**Description of the task:** Write out the material again word for word, dropping any images it holds.

**Records shown:**
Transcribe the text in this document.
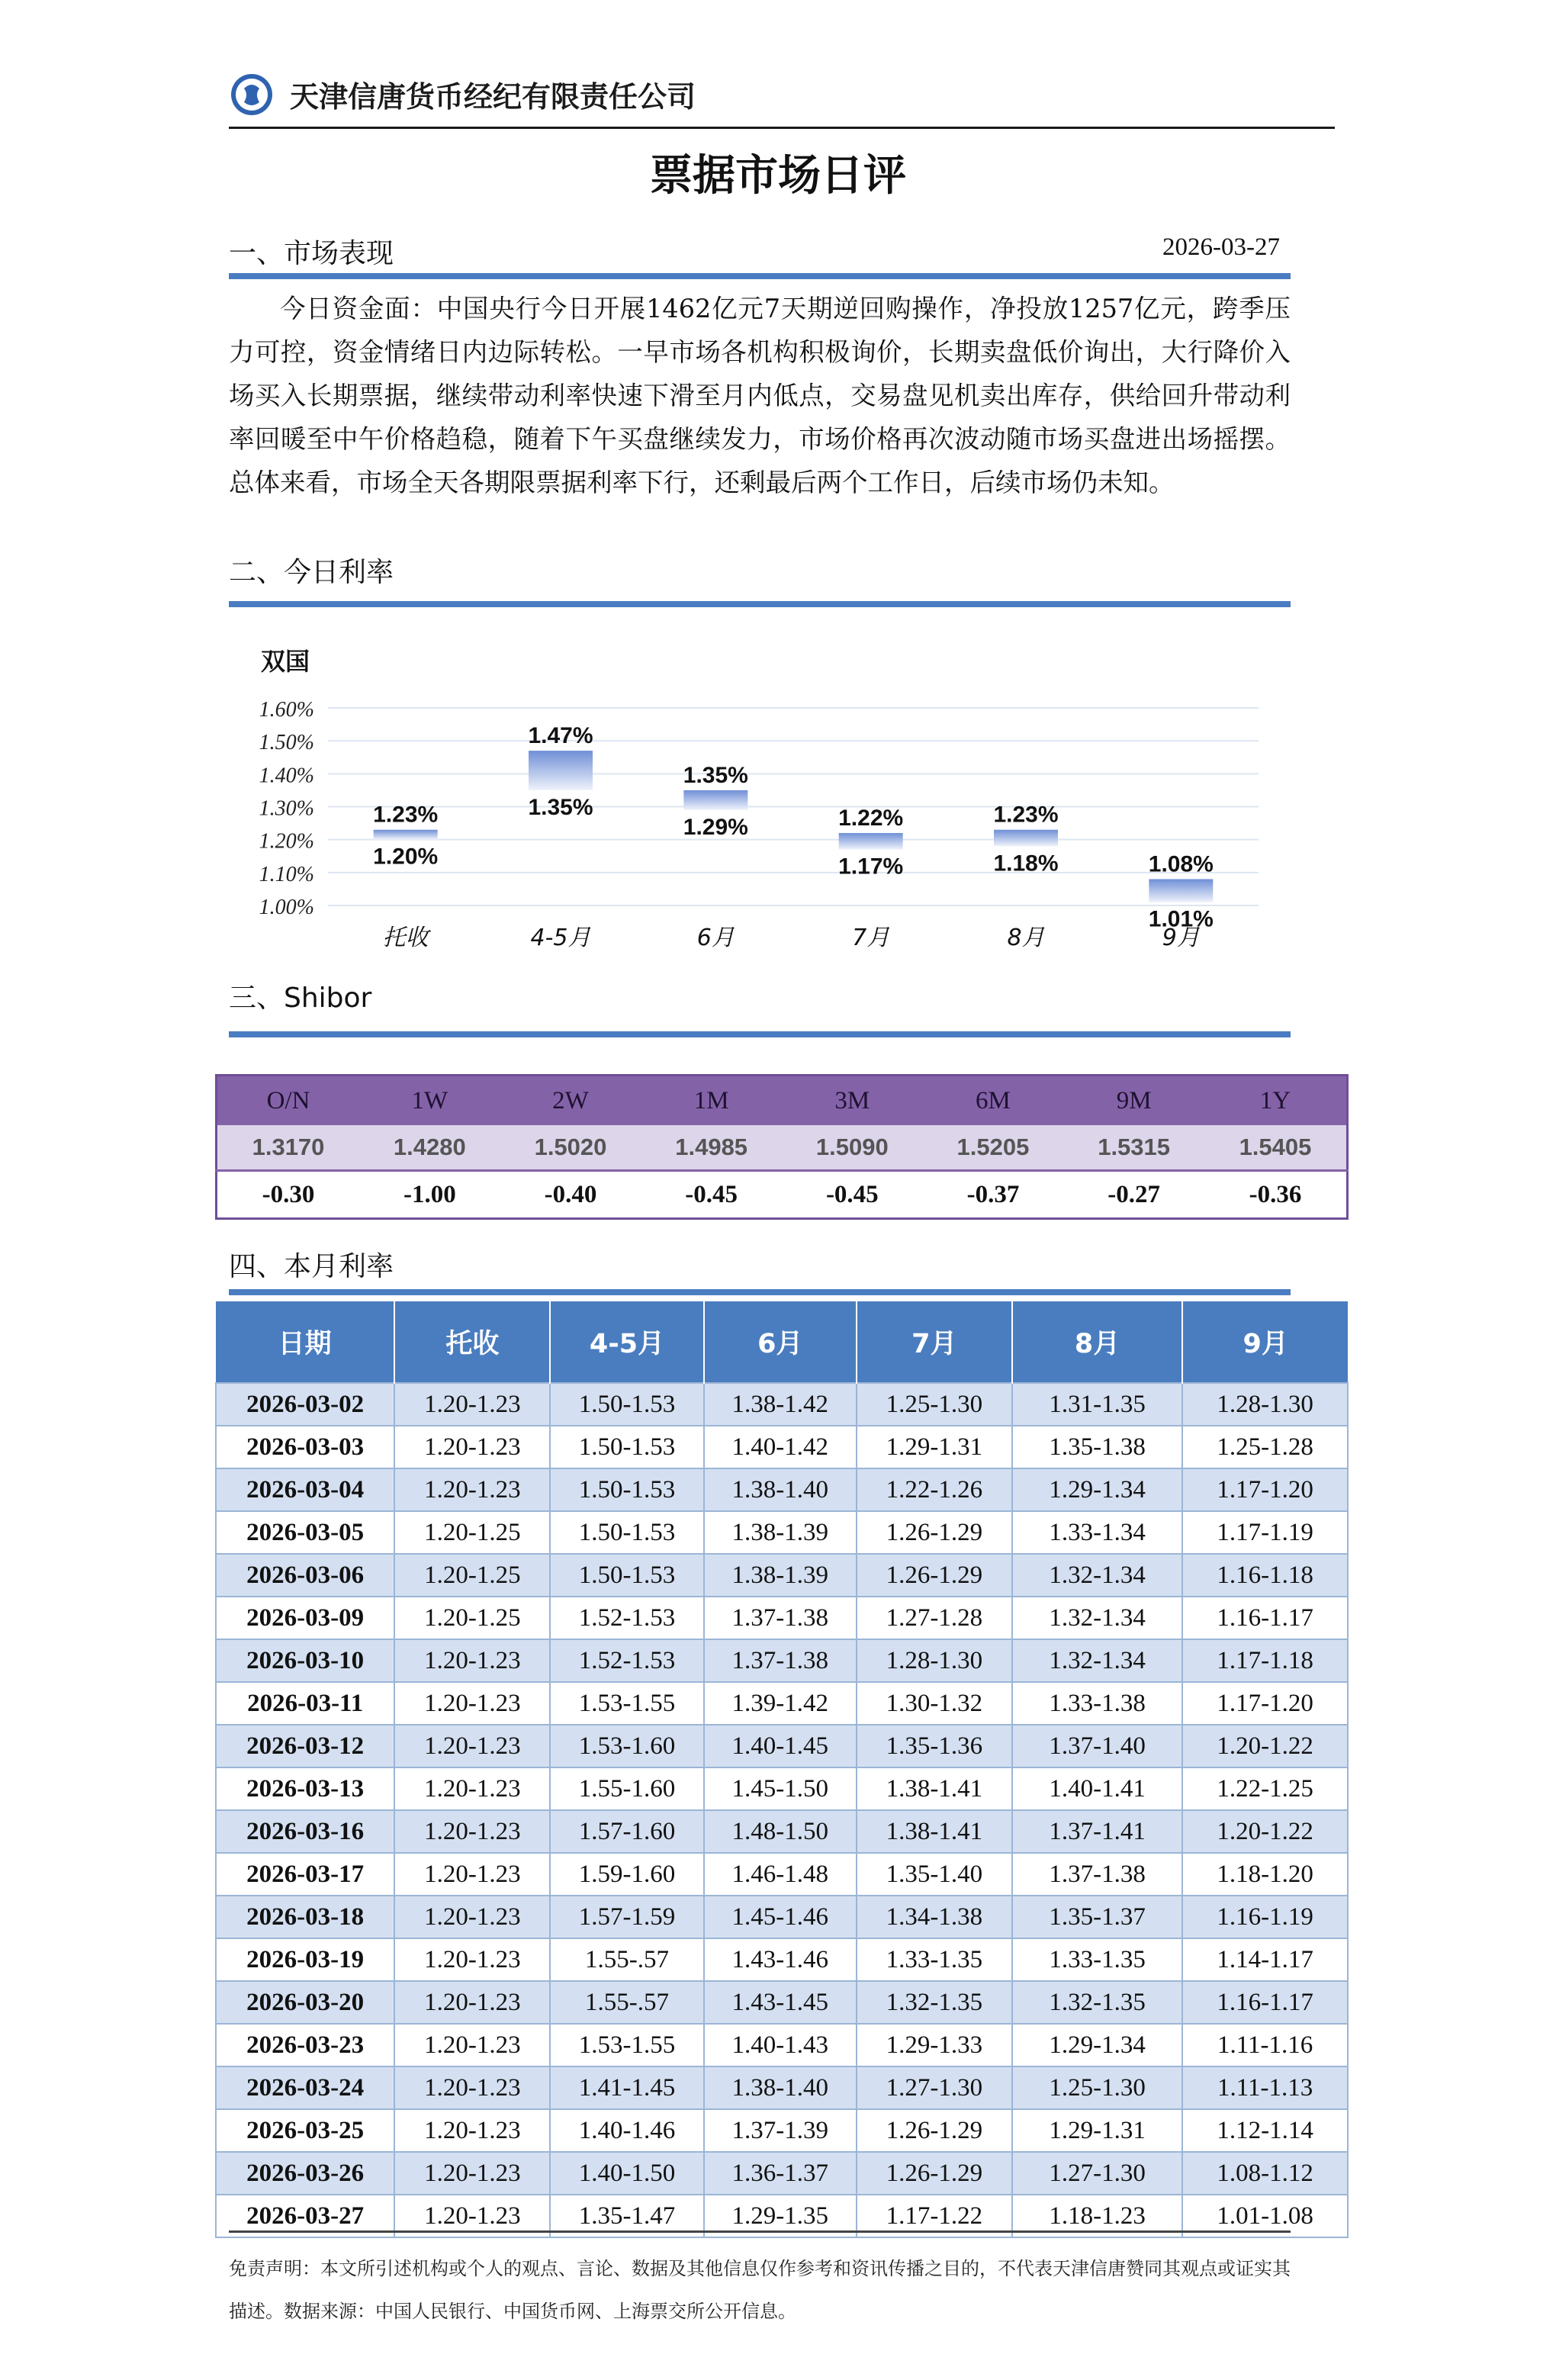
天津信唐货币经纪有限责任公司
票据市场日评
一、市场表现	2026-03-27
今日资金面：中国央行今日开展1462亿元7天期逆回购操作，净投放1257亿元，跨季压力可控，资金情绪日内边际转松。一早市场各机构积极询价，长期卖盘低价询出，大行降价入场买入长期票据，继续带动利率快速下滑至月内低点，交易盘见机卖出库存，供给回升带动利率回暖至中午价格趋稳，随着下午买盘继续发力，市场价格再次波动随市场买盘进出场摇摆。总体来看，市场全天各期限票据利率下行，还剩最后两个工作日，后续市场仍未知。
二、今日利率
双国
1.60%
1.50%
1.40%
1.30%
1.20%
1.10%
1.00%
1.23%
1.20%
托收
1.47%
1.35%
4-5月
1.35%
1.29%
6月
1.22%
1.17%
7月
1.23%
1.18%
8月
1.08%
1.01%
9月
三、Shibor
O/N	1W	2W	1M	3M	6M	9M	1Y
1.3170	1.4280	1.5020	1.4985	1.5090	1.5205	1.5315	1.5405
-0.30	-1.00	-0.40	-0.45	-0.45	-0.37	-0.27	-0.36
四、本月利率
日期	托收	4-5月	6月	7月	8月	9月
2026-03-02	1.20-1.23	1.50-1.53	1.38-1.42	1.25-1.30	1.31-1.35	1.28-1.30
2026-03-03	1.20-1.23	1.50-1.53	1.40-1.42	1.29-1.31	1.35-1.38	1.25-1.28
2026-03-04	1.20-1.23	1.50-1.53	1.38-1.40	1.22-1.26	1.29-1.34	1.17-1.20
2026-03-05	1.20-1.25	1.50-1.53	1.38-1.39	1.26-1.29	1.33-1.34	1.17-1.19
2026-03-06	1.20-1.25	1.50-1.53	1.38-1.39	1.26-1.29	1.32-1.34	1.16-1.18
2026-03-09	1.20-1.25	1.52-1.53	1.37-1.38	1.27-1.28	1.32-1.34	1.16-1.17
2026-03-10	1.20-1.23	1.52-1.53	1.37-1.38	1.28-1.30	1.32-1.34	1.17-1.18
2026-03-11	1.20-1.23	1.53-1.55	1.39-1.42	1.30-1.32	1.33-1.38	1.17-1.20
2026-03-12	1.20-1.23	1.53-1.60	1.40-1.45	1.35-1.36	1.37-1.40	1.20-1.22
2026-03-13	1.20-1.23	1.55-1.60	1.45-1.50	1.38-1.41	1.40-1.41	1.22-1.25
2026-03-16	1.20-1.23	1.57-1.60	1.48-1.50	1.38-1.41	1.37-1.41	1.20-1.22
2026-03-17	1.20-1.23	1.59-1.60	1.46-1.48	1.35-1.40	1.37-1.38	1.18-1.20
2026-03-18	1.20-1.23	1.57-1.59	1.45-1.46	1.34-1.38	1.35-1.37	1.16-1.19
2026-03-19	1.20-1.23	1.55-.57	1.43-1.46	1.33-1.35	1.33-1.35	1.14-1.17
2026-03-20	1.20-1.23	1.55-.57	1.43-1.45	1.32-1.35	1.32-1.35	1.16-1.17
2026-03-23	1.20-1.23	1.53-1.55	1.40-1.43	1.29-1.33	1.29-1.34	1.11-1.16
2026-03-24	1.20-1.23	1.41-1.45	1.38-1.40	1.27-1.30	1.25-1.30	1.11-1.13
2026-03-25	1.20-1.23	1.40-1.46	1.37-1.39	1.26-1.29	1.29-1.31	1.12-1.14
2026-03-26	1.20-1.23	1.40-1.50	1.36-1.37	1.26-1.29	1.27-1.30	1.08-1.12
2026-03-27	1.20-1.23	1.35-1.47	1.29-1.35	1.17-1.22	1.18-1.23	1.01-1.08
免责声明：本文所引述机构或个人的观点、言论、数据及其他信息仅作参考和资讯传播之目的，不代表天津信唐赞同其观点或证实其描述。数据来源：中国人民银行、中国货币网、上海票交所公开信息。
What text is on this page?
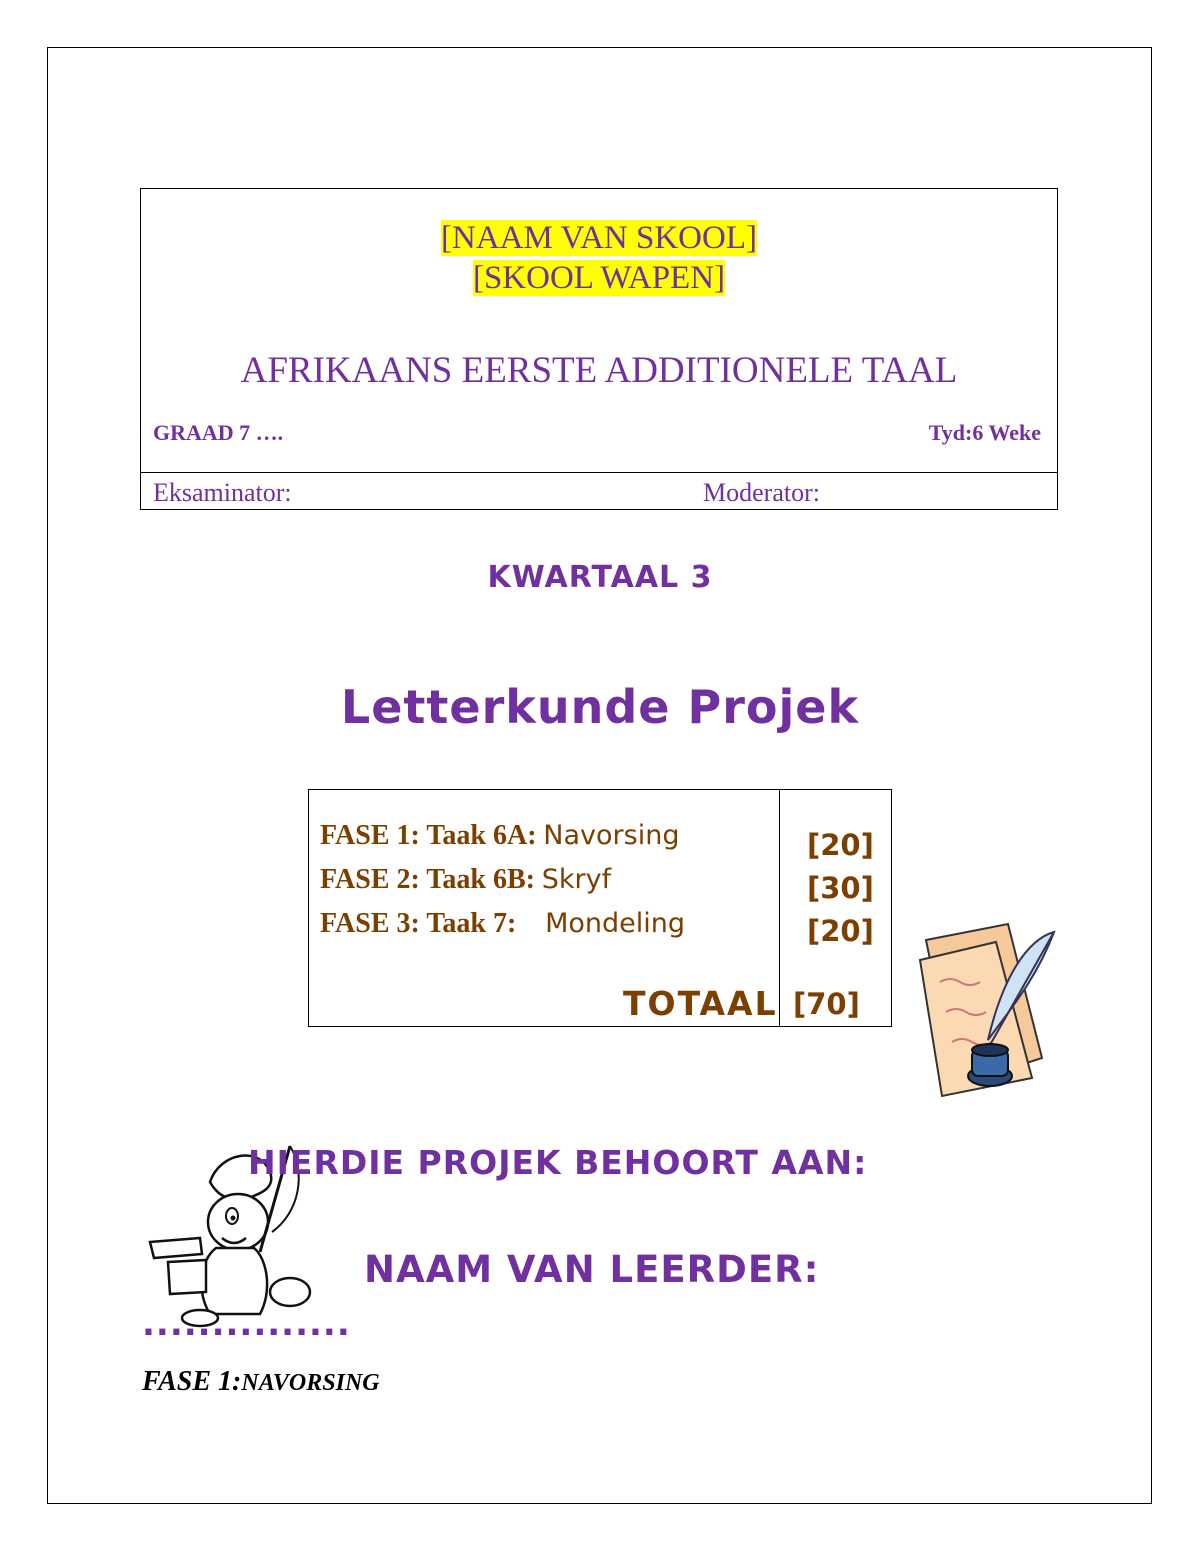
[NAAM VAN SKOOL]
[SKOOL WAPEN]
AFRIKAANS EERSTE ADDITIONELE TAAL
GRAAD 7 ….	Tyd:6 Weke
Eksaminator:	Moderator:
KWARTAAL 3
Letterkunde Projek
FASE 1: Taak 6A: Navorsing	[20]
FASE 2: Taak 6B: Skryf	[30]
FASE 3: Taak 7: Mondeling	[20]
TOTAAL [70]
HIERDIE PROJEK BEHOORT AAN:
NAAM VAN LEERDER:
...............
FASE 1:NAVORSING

**Exercise solution:**
Transcribe the text in this document.
天津信唐货币经纪有限责任公司
票据市场日评
一、市场表现	2026-03-27
今日资金面：中国央行今日开展1462亿元7天期逆回购操作，净投放1257亿元，跨季压力可控，资金情绪日内边际转松。一早市场各机构积极询价，长期卖盘低价询出，大行降价入场买入长期票据，继续带动利率快速下滑至月内低点，交易盘见机卖出库存，供给回升带动利率回暖至中午价格趋稳，随着下午买盘继续发力，市场价格再次波动随市场买盘进出场摇摆。总体来看，市场全天各期限票据利率下行，还剩最后两个工作日，后续市场仍未知。
二、今日利率
双国
1.60%
1.50%
1.40%
1.30%
1.20%
1.10%
1.00%
1.23%
1.20%
托收
1.47%
1.35%
4-5月
1.35%
1.29%
6月
1.22%
1.17%
7月
1.23%
1.18%
8月
1.08%
1.01%
9月
三、Shibor
O/N	1W	2W	1M	3M	6M	9M	1Y
1.3170	1.4280	1.5020	1.4985	1.5090	1.5205	1.5315	1.5405
-0.30	-1.00	-0.40	-0.45	-0.45	-0.37	-0.27	-0.36
四、本月利率
日期	托收	4-5月	6月	7月	8月	9月
2026-03-02	1.20-1.23	1.50-1.53	1.38-1.42	1.25-1.30	1.31-1.35	1.28-1.30
2026-03-03	1.20-1.23	1.50-1.53	1.40-1.42	1.29-1.31	1.35-1.38	1.25-1.28
2026-03-04	1.20-1.23	1.50-1.53	1.38-1.40	1.22-1.26	1.29-1.34	1.17-1.20
2026-03-05	1.20-1.25	1.50-1.53	1.38-1.39	1.26-1.29	1.33-1.34	1.17-1.19
2026-03-06	1.20-1.25	1.50-1.53	1.38-1.39	1.26-1.29	1.32-1.34	1.16-1.18
2026-03-09	1.20-1.25	1.52-1.53	1.37-1.38	1.27-1.28	1.32-1.34	1.16-1.17
2026-03-10	1.20-1.23	1.52-1.53	1.37-1.38	1.28-1.30	1.32-1.34	1.17-1.18
2026-03-11	1.20-1.23	1.53-1.55	1.39-1.42	1.30-1.32	1.33-1.38	1.17-1.20
2026-03-12	1.20-1.23	1.53-1.60	1.40-1.45	1.35-1.36	1.37-1.40	1.20-1.22
2026-03-13	1.20-1.23	1.55-1.60	1.45-1.50	1.38-1.41	1.40-1.41	1.22-1.25
2026-03-16	1.20-1.23	1.57-1.60	1.48-1.50	1.38-1.41	1.37-1.41	1.20-1.22
2026-03-17	1.20-1.23	1.59-1.60	1.46-1.48	1.35-1.40	1.37-1.38	1.18-1.20
2026-03-18	1.20-1.23	1.57-1.59	1.45-1.46	1.34-1.38	1.35-1.37	1.16-1.19
2026-03-19	1.20-1.23	1.55-.57	1.43-1.46	1.33-1.35	1.33-1.35	1.14-1.17
2026-03-20	1.20-1.23	1.55-.57	1.43-1.45	1.32-1.35	1.32-1.35	1.16-1.17
2026-03-23	1.20-1.23	1.53-1.55	1.40-1.43	1.29-1.33	1.29-1.34	1.11-1.16
2026-03-24	1.20-1.23	1.41-1.45	1.38-1.40	1.27-1.30	1.25-1.30	1.11-1.13
2026-03-25	1.20-1.23	1.40-1.46	1.37-1.39	1.26-1.29	1.29-1.31	1.12-1.14
2026-03-26	1.20-1.23	1.40-1.50	1.36-1.37	1.26-1.29	1.27-1.30	1.08-1.12
2026-03-27	1.20-1.23	1.35-1.47	1.29-1.35	1.17-1.22	1.18-1.23	1.01-1.08
免责声明：本文所引述机构或个人的观点、言论、数据及其他信息仅作参考和资讯传播之目的，不代表天津信唐赞同其观点或证实其描述。数据来源：中国人民银行、中国货币网、上海票交所公开信息。
What text is on this page?
[NAAM VAN SKOOL]
[SKOOL WAPEN]
AFRIKAANS EERSTE ADDITIONELE TAAL
GRAAD 7 ….	Tyd:6 Weke
Eksaminator:	Moderator:
KWARTAAL 3
Letterkunde Projek
FASE 1: Taak 6A: Navorsing	[20]
FASE 2: Taak 6B: Skryf	[30]
FASE 3: Taak 7: Mondeling	[20]
TOTAAL [70]
HIERDIE PROJEK BEHOORT AAN:
NAAM VAN LEERDER:
...............
FASE 1:NAVORSING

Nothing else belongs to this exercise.